==== TASK INPUTS
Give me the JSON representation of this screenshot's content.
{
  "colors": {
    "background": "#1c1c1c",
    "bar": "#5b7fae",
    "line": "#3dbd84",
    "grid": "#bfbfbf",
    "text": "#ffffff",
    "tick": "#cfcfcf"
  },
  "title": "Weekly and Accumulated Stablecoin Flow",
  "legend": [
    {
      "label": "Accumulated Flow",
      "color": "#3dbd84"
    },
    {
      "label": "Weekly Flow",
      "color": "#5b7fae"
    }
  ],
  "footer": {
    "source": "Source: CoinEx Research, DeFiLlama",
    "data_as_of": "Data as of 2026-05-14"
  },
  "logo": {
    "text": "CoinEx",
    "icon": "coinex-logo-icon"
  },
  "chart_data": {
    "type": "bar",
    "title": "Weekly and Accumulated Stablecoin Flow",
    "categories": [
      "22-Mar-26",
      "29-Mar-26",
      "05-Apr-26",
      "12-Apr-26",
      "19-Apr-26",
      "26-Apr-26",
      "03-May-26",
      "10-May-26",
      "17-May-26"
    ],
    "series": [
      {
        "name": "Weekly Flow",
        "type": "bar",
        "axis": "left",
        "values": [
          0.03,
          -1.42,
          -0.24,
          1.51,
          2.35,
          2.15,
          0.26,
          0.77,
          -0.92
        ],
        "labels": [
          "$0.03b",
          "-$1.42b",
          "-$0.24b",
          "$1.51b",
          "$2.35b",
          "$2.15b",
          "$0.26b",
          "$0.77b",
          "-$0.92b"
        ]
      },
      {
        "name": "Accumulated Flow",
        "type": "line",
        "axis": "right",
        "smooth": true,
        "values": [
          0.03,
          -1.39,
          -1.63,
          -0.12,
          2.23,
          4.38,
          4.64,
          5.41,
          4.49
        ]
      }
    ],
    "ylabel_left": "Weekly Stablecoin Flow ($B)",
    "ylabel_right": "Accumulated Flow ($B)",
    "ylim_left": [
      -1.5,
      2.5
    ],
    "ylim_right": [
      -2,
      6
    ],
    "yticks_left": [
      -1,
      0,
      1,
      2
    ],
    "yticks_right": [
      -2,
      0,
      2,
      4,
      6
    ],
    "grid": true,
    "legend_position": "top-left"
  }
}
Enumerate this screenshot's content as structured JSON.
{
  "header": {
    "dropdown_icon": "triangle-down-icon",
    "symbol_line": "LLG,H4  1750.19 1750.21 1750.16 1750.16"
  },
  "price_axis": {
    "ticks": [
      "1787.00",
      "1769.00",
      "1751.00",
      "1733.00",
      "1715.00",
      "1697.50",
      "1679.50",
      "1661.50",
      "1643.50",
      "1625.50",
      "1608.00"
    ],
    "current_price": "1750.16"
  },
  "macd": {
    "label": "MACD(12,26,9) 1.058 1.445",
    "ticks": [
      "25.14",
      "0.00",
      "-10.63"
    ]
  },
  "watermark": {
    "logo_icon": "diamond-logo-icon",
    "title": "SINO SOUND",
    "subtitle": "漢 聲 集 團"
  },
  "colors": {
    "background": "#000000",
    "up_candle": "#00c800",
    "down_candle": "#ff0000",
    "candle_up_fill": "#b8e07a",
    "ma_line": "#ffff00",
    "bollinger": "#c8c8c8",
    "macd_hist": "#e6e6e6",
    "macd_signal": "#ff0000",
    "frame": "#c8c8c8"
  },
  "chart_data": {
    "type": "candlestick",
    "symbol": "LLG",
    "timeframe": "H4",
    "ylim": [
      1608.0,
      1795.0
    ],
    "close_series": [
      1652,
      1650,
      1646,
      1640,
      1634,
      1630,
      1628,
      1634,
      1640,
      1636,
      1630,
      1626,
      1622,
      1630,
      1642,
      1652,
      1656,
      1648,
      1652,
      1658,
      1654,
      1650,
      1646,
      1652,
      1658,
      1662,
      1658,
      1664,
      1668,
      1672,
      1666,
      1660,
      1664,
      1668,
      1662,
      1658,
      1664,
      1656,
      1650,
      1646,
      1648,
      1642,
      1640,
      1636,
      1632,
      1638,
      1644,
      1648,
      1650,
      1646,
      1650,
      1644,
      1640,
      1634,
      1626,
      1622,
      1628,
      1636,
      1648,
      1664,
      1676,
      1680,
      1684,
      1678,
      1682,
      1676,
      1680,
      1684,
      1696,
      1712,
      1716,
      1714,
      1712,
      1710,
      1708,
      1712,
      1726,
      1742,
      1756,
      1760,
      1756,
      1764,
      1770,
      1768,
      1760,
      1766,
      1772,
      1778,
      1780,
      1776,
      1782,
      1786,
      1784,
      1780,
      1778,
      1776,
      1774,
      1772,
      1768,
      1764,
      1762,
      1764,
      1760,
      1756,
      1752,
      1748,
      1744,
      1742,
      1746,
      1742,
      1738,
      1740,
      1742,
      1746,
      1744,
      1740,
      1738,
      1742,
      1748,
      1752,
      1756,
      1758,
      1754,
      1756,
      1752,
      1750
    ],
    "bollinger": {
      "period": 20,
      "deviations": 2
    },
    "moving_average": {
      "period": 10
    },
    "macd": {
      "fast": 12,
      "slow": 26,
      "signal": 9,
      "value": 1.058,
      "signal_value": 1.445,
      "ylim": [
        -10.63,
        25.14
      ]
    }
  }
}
========
** TASK INSTRUCTIONS **
Each record must be repeated exactly as it is.

** PROBLEM SOLUTION **
Give me the JSON representation of this screenshot's content.
{
  "colors": {
    "background": "#1c1c1c",
    "bar": "#5b7fae",
    "line": "#3dbd84",
    "grid": "#bfbfbf",
    "text": "#ffffff",
    "tick": "#cfcfcf"
  },
  "title": "Weekly and Accumulated Stablecoin Flow",
  "legend": [
    {
      "label": "Accumulated Flow",
      "color": "#3dbd84"
    },
    {
      "label": "Weekly Flow",
      "color": "#5b7fae"
    }
  ],
  "footer": {
    "source": "Source: CoinEx Research, DeFiLlama",
    "data_as_of": "Data as of 2026-05-14"
  },
  "logo": {
    "text": "CoinEx",
    "icon": "coinex-logo-icon"
  },
  "chart_data": {
    "type": "bar",
    "title": "Weekly and Accumulated Stablecoin Flow",
    "categories": [
      "22-Mar-26",
      "29-Mar-26",
      "05-Apr-26",
      "12-Apr-26",
      "19-Apr-26",
      "26-Apr-26",
      "03-May-26",
      "10-May-26",
      "17-May-26"
    ],
    "series": [
      {
        "name": "Weekly Flow",
        "type": "bar",
        "axis": "left",
        "values": [
          0.03,
          -1.42,
          -0.24,
          1.51,
          2.35,
          2.15,
          0.26,
          0.77,
          -0.92
        ],
        "labels": [
          "$0.03b",
          "-$1.42b",
          "-$0.24b",
          "$1.51b",
          "$2.35b",
          "$2.15b",
          "$0.26b",
          "$0.77b",
          "-$0.92b"
        ]
      },
      {
        "name": "Accumulated Flow",
        "type": "line",
        "axis": "right",
        "smooth": true,
        "values": [
          0.03,
          -1.39,
          -1.63,
          -0.12,
          2.23,
          4.38,
          4.64,
          5.41,
          4.49
        ]
      }
    ],
    "ylabel_left": "Weekly Stablecoin Flow ($B)",
    "ylabel_right": "Accumulated Flow ($B)",
    "ylim_left": [
      -1.5,
      2.5
    ],
    "ylim_right": [
      -2,
      6
    ],
    "yticks_left": [
      -1,
      0,
      1,
      2
    ],
    "yticks_right": [
      -2,
      0,
      2,
      4,
      6
    ],
    "grid": true,
    "legend_position": "top-left"
  }
}
Enumerate this screenshot's content as structured JSON.
{
  "header": {
    "dropdown_icon": "triangle-down-icon",
    "symbol_line": "LLG,H4  1750.19 1750.21 1750.16 1750.16"
  },
  "price_axis": {
    "ticks": [
      "1787.00",
      "1769.00",
      "1751.00",
      "1733.00",
      "1715.00",
      "1697.50",
      "1679.50",
      "1661.50",
      "1643.50",
      "1625.50",
      "1608.00"
    ],
    "current_price": "1750.16"
  },
  "macd": {
    "label": "MACD(12,26,9) 1.058 1.445",
    "ticks": [
      "25.14",
      "0.00",
      "-10.63"
    ]
  },
  "watermark": {
    "logo_icon": "diamond-logo-icon",
    "title": "SINO SOUND",
    "subtitle": "漢 聲 集 團"
  },
  "colors": {
    "background": "#000000",
    "up_candle": "#00c800",
    "down_candle": "#ff0000",
    "candle_up_fill": "#b8e07a",
    "ma_line": "#ffff00",
    "bollinger": "#c8c8c8",
    "macd_hist": "#e6e6e6",
    "macd_signal": "#ff0000",
    "frame": "#c8c8c8"
  },
  "chart_data": {
    "type": "candlestick",
    "symbol": "LLG",
    "timeframe": "H4",
    "ylim": [
      1608.0,
      1795.0
    ],
    "close_series": [
      1652,
      1650,
      1646,
      1640,
      1634,
      1630,
      1628,
      1634,
      1640,
      1636,
      1630,
      1626,
      1622,
      1630,
      1642,
      1652,
      1656,
      1648,
      1652,
      1658,
      1654,
      1650,
      1646,
      1652,
      1658,
      1662,
      1658,
      1664,
      1668,
      1672,
      1666,
      1660,
      1664,
      1668,
      1662,
      1658,
      1664,
      1656,
      1650,
      1646,
      1648,
      1642,
      1640,
      1636,
      1632,
      1638,
      1644,
      1648,
      1650,
      1646,
      1650,
      1644,
      1640,
      1634,
      1626,
      1622,
      1628,
      1636,
      1648,
      1664,
      1676,
      1680,
      1684,
      1678,
      1682,
      1676,
      1680,
      1684,
      1696,
      1712,
      1716,
      1714,
      1712,
      1710,
      1708,
      1712,
      1726,
      1742,
      1756,
      1760,
      1756,
      1764,
      1770,
      1768,
      1760,
      1766,
      1772,
      1778,
      1780,
      1776,
      1782,
      1786,
      1784,
      1780,
      1778,
      1776,
      1774,
      1772,
      1768,
      1764,
      1762,
      1764,
      1760,
      1756,
      1752,
      1748,
      1744,
      1742,
      1746,
      1742,
      1738,
      1740,
      1742,
      1746,
      1744,
      1740,
      1738,
      1742,
      1748,
      1752,
      1756,
      1758,
      1754,
      1756,
      1752,
      1750
    ],
    "bollinger": {
      "period": 20,
      "deviations": 2
    },
    "moving_average": {
      "period": 10
    },
    "macd": {
      "fast": 12,
      "slow": 26,
      "signal": 9,
      "value": 1.058,
      "signal_value": 1.445,
      "ylim": [
        -10.63,
        25.14
      ]
    }
  }
}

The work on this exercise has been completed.